# Start of SUPPLIED DATA

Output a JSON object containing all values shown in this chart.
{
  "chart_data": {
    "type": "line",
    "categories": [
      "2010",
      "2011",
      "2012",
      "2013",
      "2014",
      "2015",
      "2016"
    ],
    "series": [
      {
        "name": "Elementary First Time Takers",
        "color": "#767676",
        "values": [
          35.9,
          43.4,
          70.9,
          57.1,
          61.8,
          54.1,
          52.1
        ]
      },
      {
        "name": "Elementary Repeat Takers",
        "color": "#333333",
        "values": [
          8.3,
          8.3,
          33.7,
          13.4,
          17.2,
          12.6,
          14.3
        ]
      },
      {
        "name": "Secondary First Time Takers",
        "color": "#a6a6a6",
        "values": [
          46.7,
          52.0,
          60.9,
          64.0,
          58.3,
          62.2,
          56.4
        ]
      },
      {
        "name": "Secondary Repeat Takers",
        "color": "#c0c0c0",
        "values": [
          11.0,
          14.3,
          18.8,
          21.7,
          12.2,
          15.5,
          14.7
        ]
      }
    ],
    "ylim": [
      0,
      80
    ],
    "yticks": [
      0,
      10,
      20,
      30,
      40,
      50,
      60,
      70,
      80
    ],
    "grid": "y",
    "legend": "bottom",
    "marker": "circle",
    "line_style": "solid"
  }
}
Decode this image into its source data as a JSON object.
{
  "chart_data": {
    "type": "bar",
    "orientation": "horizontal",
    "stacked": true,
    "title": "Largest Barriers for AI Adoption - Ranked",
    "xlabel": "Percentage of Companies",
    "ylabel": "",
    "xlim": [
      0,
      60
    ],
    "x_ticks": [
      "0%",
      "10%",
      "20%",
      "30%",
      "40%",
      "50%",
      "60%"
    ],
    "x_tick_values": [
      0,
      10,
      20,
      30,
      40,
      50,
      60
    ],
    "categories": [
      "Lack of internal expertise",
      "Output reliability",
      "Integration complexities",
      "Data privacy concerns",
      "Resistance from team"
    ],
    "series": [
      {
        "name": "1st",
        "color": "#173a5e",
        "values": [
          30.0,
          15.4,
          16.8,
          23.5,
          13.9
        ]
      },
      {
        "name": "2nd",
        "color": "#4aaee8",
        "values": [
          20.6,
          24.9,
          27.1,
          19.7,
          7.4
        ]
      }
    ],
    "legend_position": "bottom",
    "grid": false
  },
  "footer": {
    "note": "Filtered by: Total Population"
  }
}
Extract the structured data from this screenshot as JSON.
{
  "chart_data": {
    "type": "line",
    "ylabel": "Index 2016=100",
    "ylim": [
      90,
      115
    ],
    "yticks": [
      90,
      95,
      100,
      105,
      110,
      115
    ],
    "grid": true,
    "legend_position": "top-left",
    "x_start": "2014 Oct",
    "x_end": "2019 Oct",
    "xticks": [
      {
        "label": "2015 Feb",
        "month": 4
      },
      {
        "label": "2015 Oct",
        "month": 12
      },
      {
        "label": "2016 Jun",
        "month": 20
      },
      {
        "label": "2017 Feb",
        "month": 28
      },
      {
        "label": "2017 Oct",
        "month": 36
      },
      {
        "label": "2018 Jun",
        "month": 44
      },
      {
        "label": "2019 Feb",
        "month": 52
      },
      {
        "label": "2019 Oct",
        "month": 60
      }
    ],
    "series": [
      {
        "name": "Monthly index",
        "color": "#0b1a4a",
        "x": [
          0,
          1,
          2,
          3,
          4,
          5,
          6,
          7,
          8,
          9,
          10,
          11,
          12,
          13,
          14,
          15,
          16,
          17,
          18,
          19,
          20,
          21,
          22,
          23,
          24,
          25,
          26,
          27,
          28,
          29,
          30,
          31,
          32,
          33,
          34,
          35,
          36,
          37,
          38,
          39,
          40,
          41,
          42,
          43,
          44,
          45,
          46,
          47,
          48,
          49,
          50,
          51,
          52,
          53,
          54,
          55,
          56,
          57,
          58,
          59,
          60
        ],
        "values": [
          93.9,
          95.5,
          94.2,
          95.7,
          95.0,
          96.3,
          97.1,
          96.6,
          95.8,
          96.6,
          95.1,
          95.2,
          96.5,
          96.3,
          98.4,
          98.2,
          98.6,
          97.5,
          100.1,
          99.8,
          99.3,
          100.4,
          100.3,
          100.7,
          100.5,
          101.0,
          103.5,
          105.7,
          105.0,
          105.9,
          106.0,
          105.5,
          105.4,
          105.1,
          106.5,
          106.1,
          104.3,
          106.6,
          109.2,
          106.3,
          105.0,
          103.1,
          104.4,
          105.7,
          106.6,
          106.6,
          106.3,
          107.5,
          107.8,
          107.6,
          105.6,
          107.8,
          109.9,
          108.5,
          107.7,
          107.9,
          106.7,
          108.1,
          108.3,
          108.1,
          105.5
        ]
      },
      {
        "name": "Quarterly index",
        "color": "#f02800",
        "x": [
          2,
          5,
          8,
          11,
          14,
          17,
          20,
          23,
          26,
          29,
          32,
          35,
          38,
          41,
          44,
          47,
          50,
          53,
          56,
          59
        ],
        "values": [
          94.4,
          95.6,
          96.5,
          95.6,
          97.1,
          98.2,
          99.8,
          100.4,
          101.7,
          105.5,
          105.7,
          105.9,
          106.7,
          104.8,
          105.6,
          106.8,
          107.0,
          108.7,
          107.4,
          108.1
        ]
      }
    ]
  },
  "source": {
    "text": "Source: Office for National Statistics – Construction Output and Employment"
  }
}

# End of SUPPLIED DATA

# GOAL:
Search the listing for the word "color". Copy every line in which it occurs.

# ANSWER TO THIS PROBLEM:
        "color": "#767676",
        "color": "#333333",
        "color": "#a6a6a6",
        "color": "#c0c0c0",
        "color": "#173a5e",
        "color": "#4aaee8",
        "color": "#0b1a4a",
        "color": "#f02800",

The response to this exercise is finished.